- **WHAT YOU ARE ASKED TO DO**: Compute how many lines in the entries below contain "badge", and output nothing but the number.

Stored data entries
_ _ _ _
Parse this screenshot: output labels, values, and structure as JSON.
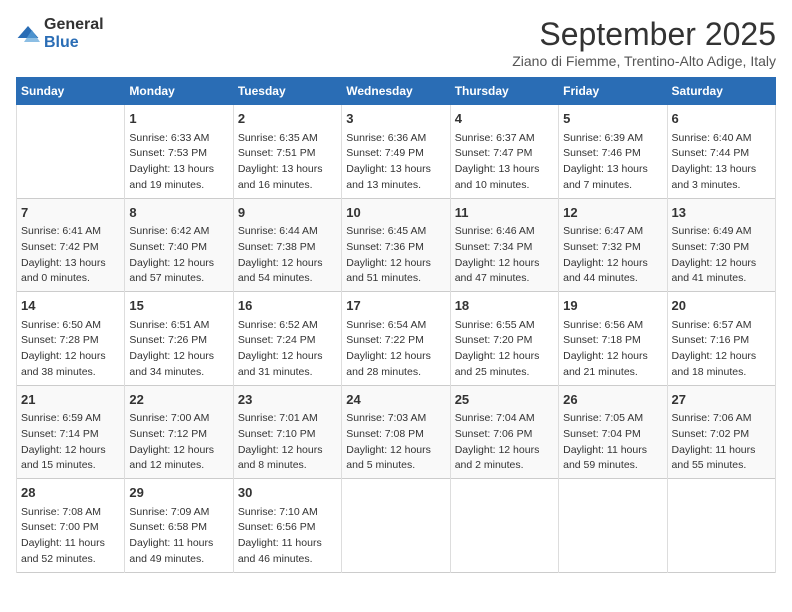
{
  "logo": {
    "general": "General",
    "blue": "Blue"
  },
  "title": "September 2025",
  "location": "Ziano di Fiemme, Trentino-Alto Adige, Italy",
  "days_of_week": [
    "Sunday",
    "Monday",
    "Tuesday",
    "Wednesday",
    "Thursday",
    "Friday",
    "Saturday"
  ],
  "weeks": [
    [
      {
        "day": "",
        "info": ""
      },
      {
        "day": "1",
        "info": "Sunrise: 6:33 AM\nSunset: 7:53 PM\nDaylight: 13 hours\nand 19 minutes."
      },
      {
        "day": "2",
        "info": "Sunrise: 6:35 AM\nSunset: 7:51 PM\nDaylight: 13 hours\nand 16 minutes."
      },
      {
        "day": "3",
        "info": "Sunrise: 6:36 AM\nSunset: 7:49 PM\nDaylight: 13 hours\nand 13 minutes."
      },
      {
        "day": "4",
        "info": "Sunrise: 6:37 AM\nSunset: 7:47 PM\nDaylight: 13 hours\nand 10 minutes."
      },
      {
        "day": "5",
        "info": "Sunrise: 6:39 AM\nSunset: 7:46 PM\nDaylight: 13 hours\nand 7 minutes."
      },
      {
        "day": "6",
        "info": "Sunrise: 6:40 AM\nSunset: 7:44 PM\nDaylight: 13 hours\nand 3 minutes."
      }
    ],
    [
      {
        "day": "7",
        "info": "Sunrise: 6:41 AM\nSunset: 7:42 PM\nDaylight: 13 hours\nand 0 minutes."
      },
      {
        "day": "8",
        "info": "Sunrise: 6:42 AM\nSunset: 7:40 PM\nDaylight: 12 hours\nand 57 minutes."
      },
      {
        "day": "9",
        "info": "Sunrise: 6:44 AM\nSunset: 7:38 PM\nDaylight: 12 hours\nand 54 minutes."
      },
      {
        "day": "10",
        "info": "Sunrise: 6:45 AM\nSunset: 7:36 PM\nDaylight: 12 hours\nand 51 minutes."
      },
      {
        "day": "11",
        "info": "Sunrise: 6:46 AM\nSunset: 7:34 PM\nDaylight: 12 hours\nand 47 minutes."
      },
      {
        "day": "12",
        "info": "Sunrise: 6:47 AM\nSunset: 7:32 PM\nDaylight: 12 hours\nand 44 minutes."
      },
      {
        "day": "13",
        "info": "Sunrise: 6:49 AM\nSunset: 7:30 PM\nDaylight: 12 hours\nand 41 minutes."
      }
    ],
    [
      {
        "day": "14",
        "info": "Sunrise: 6:50 AM\nSunset: 7:28 PM\nDaylight: 12 hours\nand 38 minutes."
      },
      {
        "day": "15",
        "info": "Sunrise: 6:51 AM\nSunset: 7:26 PM\nDaylight: 12 hours\nand 34 minutes."
      },
      {
        "day": "16",
        "info": "Sunrise: 6:52 AM\nSunset: 7:24 PM\nDaylight: 12 hours\nand 31 minutes."
      },
      {
        "day": "17",
        "info": "Sunrise: 6:54 AM\nSunset: 7:22 PM\nDaylight: 12 hours\nand 28 minutes."
      },
      {
        "day": "18",
        "info": "Sunrise: 6:55 AM\nSunset: 7:20 PM\nDaylight: 12 hours\nand 25 minutes."
      },
      {
        "day": "19",
        "info": "Sunrise: 6:56 AM\nSunset: 7:18 PM\nDaylight: 12 hours\nand 21 minutes."
      },
      {
        "day": "20",
        "info": "Sunrise: 6:57 AM\nSunset: 7:16 PM\nDaylight: 12 hours\nand 18 minutes."
      }
    ],
    [
      {
        "day": "21",
        "info": "Sunrise: 6:59 AM\nSunset: 7:14 PM\nDaylight: 12 hours\nand 15 minutes."
      },
      {
        "day": "22",
        "info": "Sunrise: 7:00 AM\nSunset: 7:12 PM\nDaylight: 12 hours\nand 12 minutes."
      },
      {
        "day": "23",
        "info": "Sunrise: 7:01 AM\nSunset: 7:10 PM\nDaylight: 12 hours\nand 8 minutes."
      },
      {
        "day": "24",
        "info": "Sunrise: 7:03 AM\nSunset: 7:08 PM\nDaylight: 12 hours\nand 5 minutes."
      },
      {
        "day": "25",
        "info": "Sunrise: 7:04 AM\nSunset: 7:06 PM\nDaylight: 12 hours\nand 2 minutes."
      },
      {
        "day": "26",
        "info": "Sunrise: 7:05 AM\nSunset: 7:04 PM\nDaylight: 11 hours\nand 59 minutes."
      },
      {
        "day": "27",
        "info": "Sunrise: 7:06 AM\nSunset: 7:02 PM\nDaylight: 11 hours\nand 55 minutes."
      }
    ],
    [
      {
        "day": "28",
        "info": "Sunrise: 7:08 AM\nSunset: 7:00 PM\nDaylight: 11 hours\nand 52 minutes."
      },
      {
        "day": "29",
        "info": "Sunrise: 7:09 AM\nSunset: 6:58 PM\nDaylight: 11 hours\nand 49 minutes."
      },
      {
        "day": "30",
        "info": "Sunrise: 7:10 AM\nSunset: 6:56 PM\nDaylight: 11 hours\nand 46 minutes."
      },
      {
        "day": "",
        "info": ""
      },
      {
        "day": "",
        "info": ""
      },
      {
        "day": "",
        "info": ""
      },
      {
        "day": "",
        "info": ""
      }
    ]
  ]
}
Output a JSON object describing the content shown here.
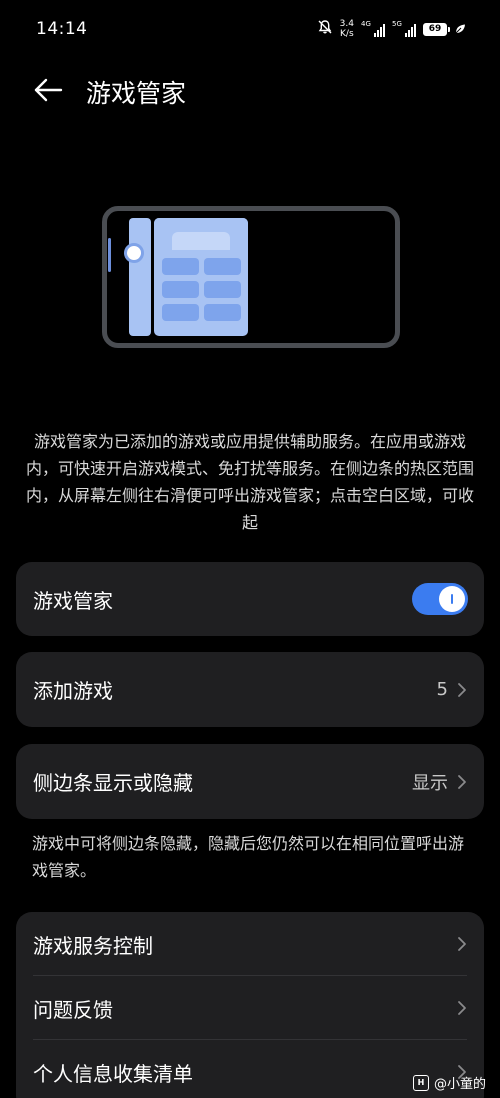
{
  "status_bar": {
    "time": "14:14",
    "net_speed_value": "3.4",
    "net_speed_unit": "K/s",
    "signal1_label": "4G",
    "signal2_label": "5G",
    "battery": "69",
    "icons": [
      "bell-mute-icon",
      "signal-icon",
      "signal-icon",
      "battery-icon",
      "leaf-icon"
    ]
  },
  "header": {
    "title": "游戏管家",
    "back_icon": "arrow-left-icon"
  },
  "description": "游戏管家为已添加的游戏或应用提供辅助服务。在应用或游戏内，可快速开启游戏模式、免打扰等服务。在侧边条的热区范围内，从屏幕左侧往右滑便可呼出游戏管家；点击空白区域，可收起",
  "settings": {
    "game_manager_toggle": {
      "label": "游戏管家",
      "enabled": true
    },
    "add_games": {
      "label": "添加游戏",
      "value": "5"
    },
    "sidebar_visibility": {
      "label": "侧边条显示或隐藏",
      "value": "显示"
    },
    "sidebar_hint": "游戏中可将侧边条隐藏，隐藏后您仍然可以在相同位置呼出游戏管家。",
    "group": [
      {
        "label": "游戏服务控制"
      },
      {
        "label": "问题反馈"
      },
      {
        "label": "个人信息收集清单"
      }
    ]
  },
  "watermark": {
    "text": "@小童的"
  },
  "colors": {
    "background": "#000000",
    "card": "#1f1f21",
    "accent": "#3b7cf0",
    "illustration_blue": "#a8c3f3"
  }
}
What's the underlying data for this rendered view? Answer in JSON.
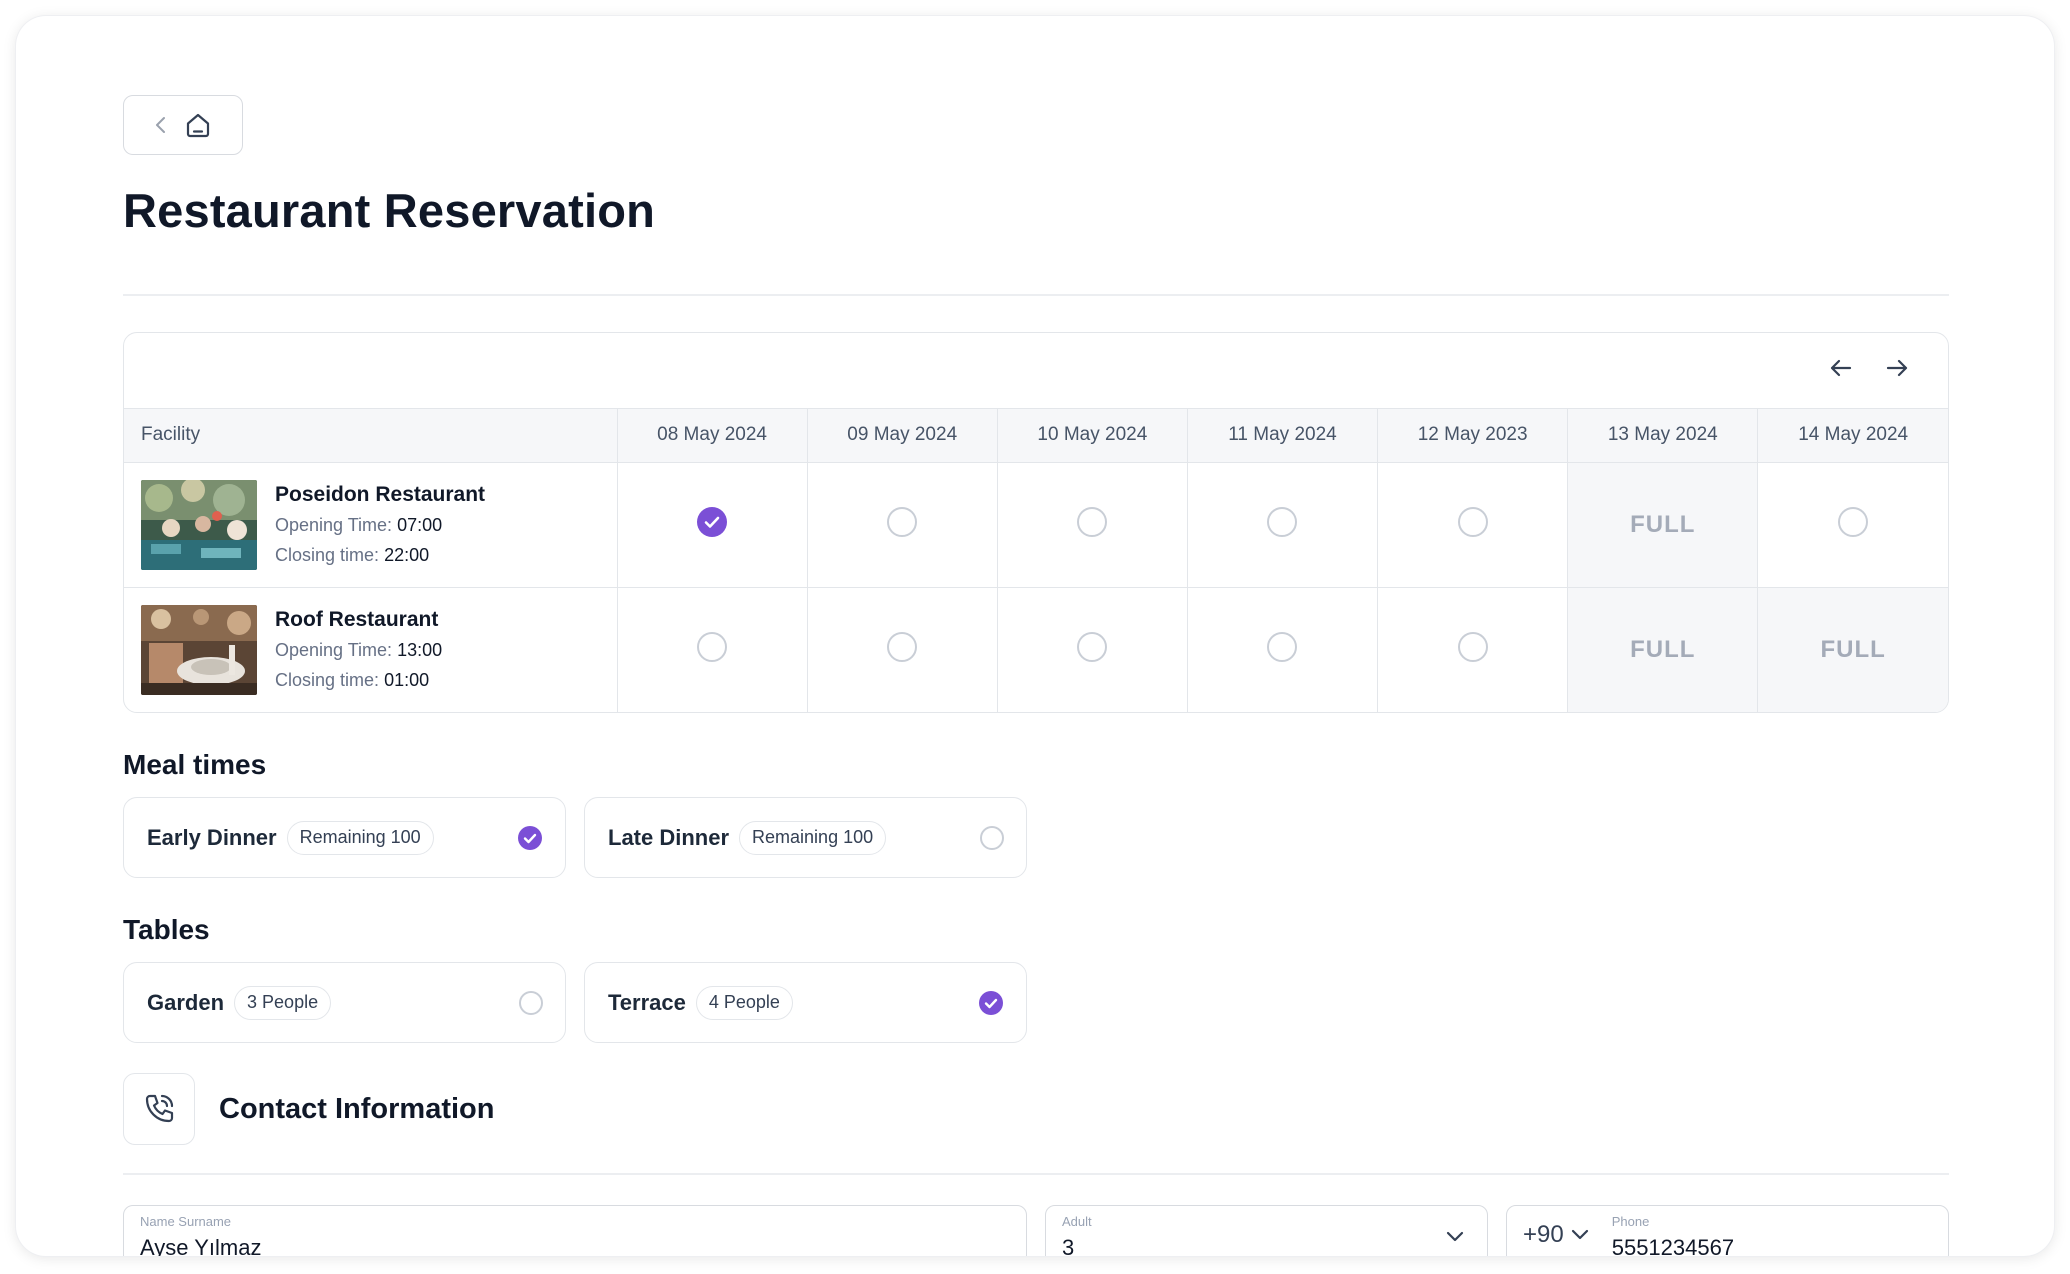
{
  "page": {
    "title": "Restaurant Reservation"
  },
  "colors": {
    "accent": "#7b4fd6",
    "full_text": "#a4abb8",
    "border": "#e3e6ea"
  },
  "calendar": {
    "facility_header": "Facility",
    "dates": [
      "08 May 2024",
      "09 May 2024",
      "10 May 2024",
      "11 May 2024",
      "12 May 2023",
      "13 May 2024",
      "14 May 2024"
    ],
    "facilities": [
      {
        "name": "Poseidon Restaurant",
        "opening_label": "Opening Time:",
        "opening_value": "07:00",
        "closing_label": "Closing time:",
        "closing_value": "22:00",
        "cells": [
          "selected",
          "open",
          "open",
          "open",
          "open",
          "FULL",
          "open"
        ]
      },
      {
        "name": "Roof Restaurant",
        "opening_label": "Opening Time:",
        "opening_value": "13:00",
        "closing_label": "Closing time:",
        "closing_value": "01:00",
        "cells": [
          "open",
          "open",
          "open",
          "open",
          "open",
          "FULL",
          "FULL"
        ]
      }
    ]
  },
  "meal_times": {
    "title": "Meal times",
    "options": [
      {
        "label": "Early Dinner",
        "badge": "Remaining 100",
        "selected": true
      },
      {
        "label": "Late Dinner",
        "badge": "Remaining 100",
        "selected": false
      }
    ]
  },
  "tables": {
    "title": "Tables",
    "options": [
      {
        "label": "Garden",
        "badge": "3 People",
        "selected": false
      },
      {
        "label": "Terrace",
        "badge": "4 People",
        "selected": true
      }
    ]
  },
  "contact": {
    "title": "Contact Information",
    "name_label": "Name Surname",
    "name_value": "Ayse Yılmaz",
    "adult_label": "Adult",
    "adult_value": "3",
    "phone_prefix": "+90",
    "phone_label": "Phone",
    "phone_value": "5551234567"
  }
}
_ _ _ _
- **WRITTEN ANSWER**: 4